EXERCISE DETAILS:
Only lines holding the string "title" are wanted; copy each one from the material.

EXERCISE MATERIALS:
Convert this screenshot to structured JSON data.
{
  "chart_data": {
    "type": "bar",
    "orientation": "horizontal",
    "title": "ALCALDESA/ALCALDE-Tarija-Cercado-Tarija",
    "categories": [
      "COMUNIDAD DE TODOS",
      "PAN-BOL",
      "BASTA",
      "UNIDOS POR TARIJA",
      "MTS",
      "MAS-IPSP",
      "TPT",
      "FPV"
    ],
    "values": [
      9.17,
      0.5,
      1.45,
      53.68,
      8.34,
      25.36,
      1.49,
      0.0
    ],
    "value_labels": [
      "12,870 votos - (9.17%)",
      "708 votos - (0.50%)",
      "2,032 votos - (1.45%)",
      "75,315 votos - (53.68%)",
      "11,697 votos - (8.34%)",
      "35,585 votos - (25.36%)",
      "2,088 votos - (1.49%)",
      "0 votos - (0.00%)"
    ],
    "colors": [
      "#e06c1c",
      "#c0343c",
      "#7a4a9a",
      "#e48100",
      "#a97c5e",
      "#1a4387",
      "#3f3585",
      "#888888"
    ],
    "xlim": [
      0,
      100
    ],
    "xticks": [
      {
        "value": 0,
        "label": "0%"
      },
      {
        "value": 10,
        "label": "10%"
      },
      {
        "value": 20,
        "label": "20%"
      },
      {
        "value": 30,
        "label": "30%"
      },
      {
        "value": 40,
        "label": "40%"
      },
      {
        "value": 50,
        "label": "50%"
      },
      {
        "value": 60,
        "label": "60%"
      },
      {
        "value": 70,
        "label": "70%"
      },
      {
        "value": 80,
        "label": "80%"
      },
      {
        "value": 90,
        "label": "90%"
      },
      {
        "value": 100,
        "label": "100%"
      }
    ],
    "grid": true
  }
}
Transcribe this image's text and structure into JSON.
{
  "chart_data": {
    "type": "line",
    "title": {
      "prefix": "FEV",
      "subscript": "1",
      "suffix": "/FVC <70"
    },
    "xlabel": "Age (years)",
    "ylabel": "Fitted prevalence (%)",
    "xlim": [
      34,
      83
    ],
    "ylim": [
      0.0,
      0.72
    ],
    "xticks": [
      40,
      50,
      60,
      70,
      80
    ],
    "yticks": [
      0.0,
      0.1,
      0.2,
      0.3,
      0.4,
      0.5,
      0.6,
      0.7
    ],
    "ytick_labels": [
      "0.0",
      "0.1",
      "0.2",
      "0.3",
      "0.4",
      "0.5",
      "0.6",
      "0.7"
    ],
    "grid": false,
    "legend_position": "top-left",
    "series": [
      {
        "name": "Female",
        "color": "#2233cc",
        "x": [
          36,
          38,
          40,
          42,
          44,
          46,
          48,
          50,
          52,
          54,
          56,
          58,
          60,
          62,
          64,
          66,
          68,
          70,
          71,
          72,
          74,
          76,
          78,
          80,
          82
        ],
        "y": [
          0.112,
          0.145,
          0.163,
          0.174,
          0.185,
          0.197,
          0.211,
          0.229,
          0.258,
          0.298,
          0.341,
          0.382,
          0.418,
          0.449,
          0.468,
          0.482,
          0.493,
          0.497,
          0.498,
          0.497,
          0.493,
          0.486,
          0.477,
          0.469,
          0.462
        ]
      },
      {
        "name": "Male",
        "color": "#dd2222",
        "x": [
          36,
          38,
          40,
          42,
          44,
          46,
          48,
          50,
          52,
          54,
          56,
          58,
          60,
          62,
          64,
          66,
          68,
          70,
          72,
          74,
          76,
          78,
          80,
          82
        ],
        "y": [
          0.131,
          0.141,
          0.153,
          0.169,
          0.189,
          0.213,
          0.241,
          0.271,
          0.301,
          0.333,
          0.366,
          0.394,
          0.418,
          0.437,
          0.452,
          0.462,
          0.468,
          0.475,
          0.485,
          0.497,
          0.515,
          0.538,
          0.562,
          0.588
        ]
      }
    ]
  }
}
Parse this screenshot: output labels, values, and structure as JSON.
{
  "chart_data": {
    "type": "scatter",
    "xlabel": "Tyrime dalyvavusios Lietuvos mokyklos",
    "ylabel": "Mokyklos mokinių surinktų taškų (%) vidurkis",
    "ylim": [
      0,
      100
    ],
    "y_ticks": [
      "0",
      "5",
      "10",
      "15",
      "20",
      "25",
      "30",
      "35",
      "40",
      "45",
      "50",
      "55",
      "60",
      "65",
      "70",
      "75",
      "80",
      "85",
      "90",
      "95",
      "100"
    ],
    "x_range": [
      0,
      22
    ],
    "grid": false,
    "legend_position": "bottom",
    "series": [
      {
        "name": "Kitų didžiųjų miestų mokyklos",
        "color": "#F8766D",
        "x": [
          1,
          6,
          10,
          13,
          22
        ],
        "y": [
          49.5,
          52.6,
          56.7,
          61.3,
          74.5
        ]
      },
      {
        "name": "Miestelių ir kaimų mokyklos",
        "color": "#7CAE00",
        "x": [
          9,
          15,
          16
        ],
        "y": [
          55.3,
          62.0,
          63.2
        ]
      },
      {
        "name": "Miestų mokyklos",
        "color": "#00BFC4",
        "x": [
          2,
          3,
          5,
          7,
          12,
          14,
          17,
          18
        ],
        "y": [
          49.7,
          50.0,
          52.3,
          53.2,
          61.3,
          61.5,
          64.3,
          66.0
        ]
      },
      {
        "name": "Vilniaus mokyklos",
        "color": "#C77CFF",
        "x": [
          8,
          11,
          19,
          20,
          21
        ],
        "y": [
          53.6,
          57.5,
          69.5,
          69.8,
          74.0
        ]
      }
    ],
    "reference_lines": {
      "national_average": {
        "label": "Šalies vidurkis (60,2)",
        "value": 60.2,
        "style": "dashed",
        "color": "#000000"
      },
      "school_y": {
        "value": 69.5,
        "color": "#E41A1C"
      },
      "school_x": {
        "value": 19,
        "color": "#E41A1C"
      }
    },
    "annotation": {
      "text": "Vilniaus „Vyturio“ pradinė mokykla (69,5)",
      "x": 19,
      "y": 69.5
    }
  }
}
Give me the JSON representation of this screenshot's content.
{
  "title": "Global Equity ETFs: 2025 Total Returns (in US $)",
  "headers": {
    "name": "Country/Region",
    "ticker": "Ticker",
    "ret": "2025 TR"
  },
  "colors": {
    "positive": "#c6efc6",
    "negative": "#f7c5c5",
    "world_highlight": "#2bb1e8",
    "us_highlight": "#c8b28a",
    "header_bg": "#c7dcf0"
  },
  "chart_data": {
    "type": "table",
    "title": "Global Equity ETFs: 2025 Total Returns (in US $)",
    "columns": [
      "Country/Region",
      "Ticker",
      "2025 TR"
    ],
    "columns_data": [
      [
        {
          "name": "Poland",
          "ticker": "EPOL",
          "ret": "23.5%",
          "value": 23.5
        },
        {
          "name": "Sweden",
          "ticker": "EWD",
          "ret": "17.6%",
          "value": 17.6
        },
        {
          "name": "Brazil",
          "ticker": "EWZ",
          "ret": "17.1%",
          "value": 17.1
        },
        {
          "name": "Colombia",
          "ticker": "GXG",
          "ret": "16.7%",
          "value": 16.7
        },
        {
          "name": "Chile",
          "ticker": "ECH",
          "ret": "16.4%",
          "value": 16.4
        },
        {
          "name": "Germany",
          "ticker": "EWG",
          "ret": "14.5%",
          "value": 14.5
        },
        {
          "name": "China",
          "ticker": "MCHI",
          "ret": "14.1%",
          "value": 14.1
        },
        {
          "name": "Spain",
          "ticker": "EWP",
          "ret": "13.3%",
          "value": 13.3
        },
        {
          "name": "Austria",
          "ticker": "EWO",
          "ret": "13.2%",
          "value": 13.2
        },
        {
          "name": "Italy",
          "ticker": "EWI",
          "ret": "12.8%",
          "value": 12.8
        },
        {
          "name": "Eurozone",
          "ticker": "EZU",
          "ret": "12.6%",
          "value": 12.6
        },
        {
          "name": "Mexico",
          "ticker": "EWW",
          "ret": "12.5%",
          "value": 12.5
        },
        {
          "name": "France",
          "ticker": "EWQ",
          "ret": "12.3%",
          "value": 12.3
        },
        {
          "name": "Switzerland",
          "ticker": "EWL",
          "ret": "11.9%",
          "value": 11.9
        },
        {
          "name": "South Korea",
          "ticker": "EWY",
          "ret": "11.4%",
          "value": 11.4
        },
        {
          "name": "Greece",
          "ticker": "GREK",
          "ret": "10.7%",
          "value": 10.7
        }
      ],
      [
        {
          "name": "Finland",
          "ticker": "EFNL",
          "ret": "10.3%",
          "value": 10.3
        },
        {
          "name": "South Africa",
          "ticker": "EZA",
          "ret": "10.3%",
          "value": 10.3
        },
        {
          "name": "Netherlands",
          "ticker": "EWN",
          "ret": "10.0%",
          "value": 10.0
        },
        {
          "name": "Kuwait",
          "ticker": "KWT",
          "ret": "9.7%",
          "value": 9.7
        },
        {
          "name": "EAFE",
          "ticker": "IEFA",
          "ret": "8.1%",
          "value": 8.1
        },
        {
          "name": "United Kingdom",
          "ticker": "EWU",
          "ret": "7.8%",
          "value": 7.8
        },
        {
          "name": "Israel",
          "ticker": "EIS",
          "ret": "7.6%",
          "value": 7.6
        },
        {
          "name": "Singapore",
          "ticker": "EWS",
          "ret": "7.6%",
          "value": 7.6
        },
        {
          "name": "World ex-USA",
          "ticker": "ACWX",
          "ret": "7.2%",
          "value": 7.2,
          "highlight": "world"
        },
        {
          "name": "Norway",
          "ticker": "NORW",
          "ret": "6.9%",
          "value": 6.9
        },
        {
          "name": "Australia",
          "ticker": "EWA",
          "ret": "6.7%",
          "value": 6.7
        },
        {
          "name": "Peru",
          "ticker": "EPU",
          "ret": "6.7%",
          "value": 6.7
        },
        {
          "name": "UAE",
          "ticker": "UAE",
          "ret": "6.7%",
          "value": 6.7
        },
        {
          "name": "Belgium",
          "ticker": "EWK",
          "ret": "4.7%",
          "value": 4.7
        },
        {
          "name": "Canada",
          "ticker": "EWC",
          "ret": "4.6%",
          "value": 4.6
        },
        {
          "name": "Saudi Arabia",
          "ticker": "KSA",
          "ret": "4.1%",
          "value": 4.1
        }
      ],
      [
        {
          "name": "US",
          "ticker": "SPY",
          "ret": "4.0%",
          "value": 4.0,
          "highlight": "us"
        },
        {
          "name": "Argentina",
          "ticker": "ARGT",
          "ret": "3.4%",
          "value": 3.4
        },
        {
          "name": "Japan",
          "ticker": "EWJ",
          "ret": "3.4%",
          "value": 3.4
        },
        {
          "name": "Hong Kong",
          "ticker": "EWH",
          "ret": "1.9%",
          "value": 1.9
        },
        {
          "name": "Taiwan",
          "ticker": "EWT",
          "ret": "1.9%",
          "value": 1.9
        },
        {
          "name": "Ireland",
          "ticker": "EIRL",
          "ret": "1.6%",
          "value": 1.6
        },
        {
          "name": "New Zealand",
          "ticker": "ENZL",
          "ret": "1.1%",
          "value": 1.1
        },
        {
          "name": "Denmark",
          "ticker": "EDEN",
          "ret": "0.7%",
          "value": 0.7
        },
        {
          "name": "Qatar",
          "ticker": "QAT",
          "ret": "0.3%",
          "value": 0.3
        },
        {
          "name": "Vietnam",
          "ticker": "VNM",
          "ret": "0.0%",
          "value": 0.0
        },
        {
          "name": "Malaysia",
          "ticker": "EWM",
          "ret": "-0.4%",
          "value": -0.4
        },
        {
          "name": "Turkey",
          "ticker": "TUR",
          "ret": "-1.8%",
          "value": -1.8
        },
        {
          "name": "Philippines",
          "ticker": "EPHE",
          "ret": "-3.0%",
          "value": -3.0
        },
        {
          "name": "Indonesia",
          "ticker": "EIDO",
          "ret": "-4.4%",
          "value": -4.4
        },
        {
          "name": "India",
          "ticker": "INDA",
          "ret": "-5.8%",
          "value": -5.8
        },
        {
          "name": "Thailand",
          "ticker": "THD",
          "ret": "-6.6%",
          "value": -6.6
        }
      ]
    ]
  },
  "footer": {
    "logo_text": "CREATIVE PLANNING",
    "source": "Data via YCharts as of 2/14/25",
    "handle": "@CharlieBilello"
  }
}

CORRECT OUTPUT:
    "title": "ALCALDESA/ALCALDE-Tarija-Cercado-Tarija",
    "title": {
  "title": "Global Equity ETFs: 2025 Total Returns (in US $)",
    "title": "Global Equity ETFs: 2025 Total Returns (in US $)",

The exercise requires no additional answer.